[Records from a data collection]
----
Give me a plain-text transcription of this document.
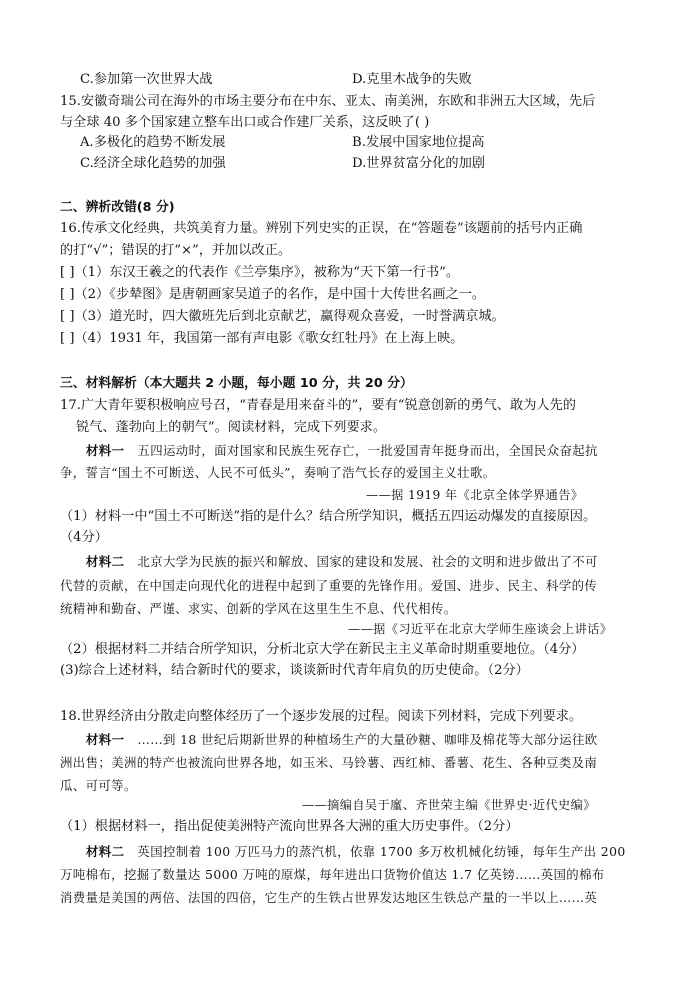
C.参加第一次世界大战	D.克里木战争的失败
15.安徽奇瑞公司在海外的市场主要分布在中东、亚太、南美洲，东欧和非洲五大区域，先后
与全球 40 多个国家建立整车出口或合作建厂关系，这反映了( )
A.多极化的趋势不断发展	B.发展中国家地位提高
C.经济全球化趋势的加强	D.世界贫富分化的加剧
二、辨析改错(8 分)
16.传承文化经典，共筑美育力量。辨别下列史实的正误，在“答题卷”该题前的括号内正确
的打“√”；错误的打“×”，并加以改正。
[ ]（1）东汉王羲之的代表作《兰亭集序》，被称为“天下第一行书”。
[ ]（2）《步辇图》是唐朝画家吴道子的名作，是中国十大传世名画之一。
[ ]（3）道光时，四大徽班先后到北京献艺，赢得观众喜爱，一时誉满京城。
[ ]（4）1931 年，我国第一部有声电影《歌女红牡丹》在上海上映。
三、材料解析（本大题共 2 小题，每小题 10 分，共 20 分）
17.广大青年要积极响应号召，“青春是用来奋斗的”，要有“锐意创新的勇气、敢为人先的
锐气、蓬勃向上的朝气”。阅读材料，完成下列要求。
材料一 五四运动时，面对国家和民族生死存亡，一批爱国青年挺身而出，全国民众奋起抗
争，誓言“国土不可断送、人民不可低头”，奏响了浩气长存的爱国主义壮歌。
——据 1919 年《北京全体学界通告》
（1）材料一中“国土不可断送”指的是什么？结合所学知识，概括五四运动爆发的直接原因。
（4分）
材料二 北京大学为民族的振兴和解放、国家的建设和发展、社会的文明和进步做出了不可
代替的贡献，在中国走向现代化的进程中起到了重要的先锋作用。爱国、进步、民主、科学的传
统精神和勤奋、严谨、求实、创新的学风在这里生生不息、代代相传。
——据《习近平在北京大学师生座谈会上讲话》
（2）根据材料二并结合所学知识，分析北京大学在新民主主义革命时期重要地位。（4分）
(3)综合上述材料，结合新时代的要求，谈谈新时代青年肩负的历史使命。（2分）
18.世界经济由分散走向整体经历了一个逐步发展的过程。阅读下列材料，完成下列要求。
材料一 ……到 18 世纪后期新世界的种植场生产的大量砂糖、咖啡及棉花等大部分运往欧
洲出售；美洲的特产也被流向世界各地，如玉米、马铃薯、西红柿、番薯、花生、各种豆类及南
瓜、可可等。
——摘编自吴于廑、齐世荣主编《世界史·近代史编》
（1）根据材料一，指出促使美洲特产流向世界各大洲的重大历史事件。（2分）
材料二 英国控制着 100 万匹马力的蒸汽机，依靠 1700 多万枚机械化纺锤，每年生产出 200
万吨棉布，挖掘了数量达 5000 万吨的原煤，每年进出口货物价值达 1.7 亿英镑……英国的棉布
消费量是美国的两倍、法国的四倍，它生产的生铁占世界发达地区生铁总产量的一半以上……英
----
▸ **Aim of the exercise**
Restate the records above in full, word for word. Keep pictures out.

▸ **Problem solution**
Give me a plain-text transcription of this document.
C.参加第一次世界大战	D.克里木战争的失败
15.安徽奇瑞公司在海外的市场主要分布在中东、亚太、南美洲，东欧和非洲五大区域，先后
与全球 40 多个国家建立整车出口或合作建厂关系，这反映了( )
A.多极化的趋势不断发展	B.发展中国家地位提高
C.经济全球化趋势的加强	D.世界贫富分化的加剧
二、辨析改错(8 分)
16.传承文化经典，共筑美育力量。辨别下列史实的正误，在“答题卷”该题前的括号内正确
的打“√”；错误的打“×”，并加以改正。
[ ]（1）东汉王羲之的代表作《兰亭集序》，被称为“天下第一行书”。
[ ]（2）《步辇图》是唐朝画家吴道子的名作，是中国十大传世名画之一。
[ ]（3）道光时，四大徽班先后到北京献艺，赢得观众喜爱，一时誉满京城。
[ ]（4）1931 年，我国第一部有声电影《歌女红牡丹》在上海上映。
三、材料解析（本大题共 2 小题，每小题 10 分，共 20 分）
17.广大青年要积极响应号召，“青春是用来奋斗的”，要有“锐意创新的勇气、敢为人先的
锐气、蓬勃向上的朝气”。阅读材料，完成下列要求。
材料一 五四运动时，面对国家和民族生死存亡，一批爱国青年挺身而出，全国民众奋起抗
争，誓言“国土不可断送、人民不可低头”，奏响了浩气长存的爱国主义壮歌。
——据 1919 年《北京全体学界通告》
（1）材料一中“国土不可断送”指的是什么？结合所学知识，概括五四运动爆发的直接原因。
（4分）
材料二 北京大学为民族的振兴和解放、国家的建设和发展、社会的文明和进步做出了不可
代替的贡献，在中国走向现代化的进程中起到了重要的先锋作用。爱国、进步、民主、科学的传
统精神和勤奋、严谨、求实、创新的学风在这里生生不息、代代相传。
——据《习近平在北京大学师生座谈会上讲话》
（2）根据材料二并结合所学知识，分析北京大学在新民主主义革命时期重要地位。（4分）
(3)综合上述材料，结合新时代的要求，谈谈新时代青年肩负的历史使命。（2分）
18.世界经济由分散走向整体经历了一个逐步发展的过程。阅读下列材料，完成下列要求。
材料一 ……到 18 世纪后期新世界的种植场生产的大量砂糖、咖啡及棉花等大部分运往欧
洲出售；美洲的特产也被流向世界各地，如玉米、马铃薯、西红柿、番薯、花生、各种豆类及南
瓜、可可等。
——摘编自吴于廑、齐世荣主编《世界史·近代史编》
（1）根据材料一，指出促使美洲特产流向世界各大洲的重大历史事件。（2分）
材料二 英国控制着 100 万匹马力的蒸汽机，依靠 1700 多万枚机械化纺锤，每年生产出 200
万吨棉布，挖掘了数量达 5000 万吨的原煤，每年进出口货物价值达 1.7 亿英镑……英国的棉布
消费量是美国的两倍、法国的四倍，它生产的生铁占世界发达地区生铁总产量的一半以上……英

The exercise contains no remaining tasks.